──────── RECORDS SHOWN

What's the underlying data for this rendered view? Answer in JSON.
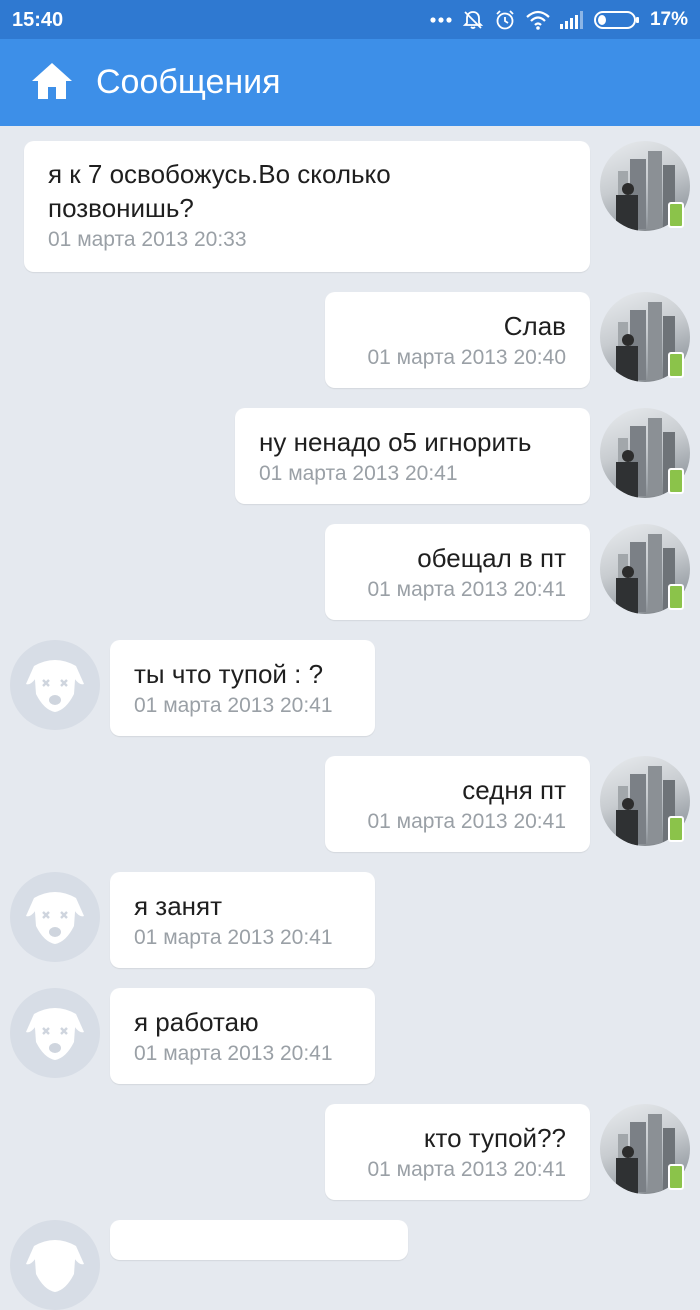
{
  "status_bar": {
    "time": "15:40",
    "battery": "17%",
    "icons": [
      "more-dots-icon",
      "bell-muted-icon",
      "alarm-icon",
      "wifi-icon",
      "signal-icon",
      "battery-icon"
    ]
  },
  "app_bar": {
    "title": "Сообщения",
    "icon": "home-icon",
    "color": "#3d8fe8"
  },
  "messages": [
    {
      "direction": "out",
      "text_lines": [
        "я к 7 освобожусь.Во сколько",
        "позвонишь?"
      ],
      "time": "01 марта 2013 20:33"
    },
    {
      "direction": "out",
      "text": "Слав",
      "time": "01 марта 2013 20:40"
    },
    {
      "direction": "out",
      "text": "ну ненадо о5 игнорить",
      "time": "01 марта 2013 20:41"
    },
    {
      "direction": "out",
      "text": "обещал в пт",
      "time": "01 марта 2013 20:41"
    },
    {
      "direction": "in",
      "text": "ты что тупой : ?",
      "time": "01 марта 2013 20:41"
    },
    {
      "direction": "out",
      "text": "седня пт",
      "time": "01 марта 2013 20:41"
    },
    {
      "direction": "in",
      "text": "я занят",
      "time": "01 марта 2013 20:41"
    },
    {
      "direction": "in",
      "text": "я работаю",
      "time": "01 марта 2013 20:41"
    },
    {
      "direction": "out",
      "text": "кто тупой??",
      "time": "01 марта 2013 20:41"
    },
    {
      "direction": "in",
      "text": "",
      "time": ""
    }
  ],
  "colors": {
    "background": "#e5e9ef",
    "status_bar": "#2f79d1",
    "bubble": "#ffffff",
    "time_text": "#9aa0a6",
    "mobile_badge": "#8bc34a"
  }
}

────────────────

• _TASK DIRECTIONS_
All the records need to be repeated exactly, with the images dropped.

• _TASK RESPONSE_
What's the underlying data for this rendered view? Answer in JSON.
{
  "status_bar": {
    "time": "15:40",
    "battery": "17%",
    "icons": [
      "more-dots-icon",
      "bell-muted-icon",
      "alarm-icon",
      "wifi-icon",
      "signal-icon",
      "battery-icon"
    ]
  },
  "app_bar": {
    "title": "Сообщения",
    "icon": "home-icon",
    "color": "#3d8fe8"
  },
  "messages": [
    {
      "direction": "out",
      "text_lines": [
        "я к 7 освобожусь.Во сколько",
        "позвонишь?"
      ],
      "time": "01 марта 2013 20:33"
    },
    {
      "direction": "out",
      "text": "Слав",
      "time": "01 марта 2013 20:40"
    },
    {
      "direction": "out",
      "text": "ну ненадо о5 игнорить",
      "time": "01 марта 2013 20:41"
    },
    {
      "direction": "out",
      "text": "обещал в пт",
      "time": "01 марта 2013 20:41"
    },
    {
      "direction": "in",
      "text": "ты что тупой : ?",
      "time": "01 марта 2013 20:41"
    },
    {
      "direction": "out",
      "text": "седня пт",
      "time": "01 марта 2013 20:41"
    },
    {
      "direction": "in",
      "text": "я занят",
      "time": "01 марта 2013 20:41"
    },
    {
      "direction": "in",
      "text": "я работаю",
      "time": "01 марта 2013 20:41"
    },
    {
      "direction": "out",
      "text": "кто тупой??",
      "time": "01 марта 2013 20:41"
    },
    {
      "direction": "in",
      "text": "",
      "time": ""
    }
  ],
  "colors": {
    "background": "#e5e9ef",
    "status_bar": "#2f79d1",
    "bubble": "#ffffff",
    "time_text": "#9aa0a6",
    "mobile_badge": "#8bc34a"
  }
}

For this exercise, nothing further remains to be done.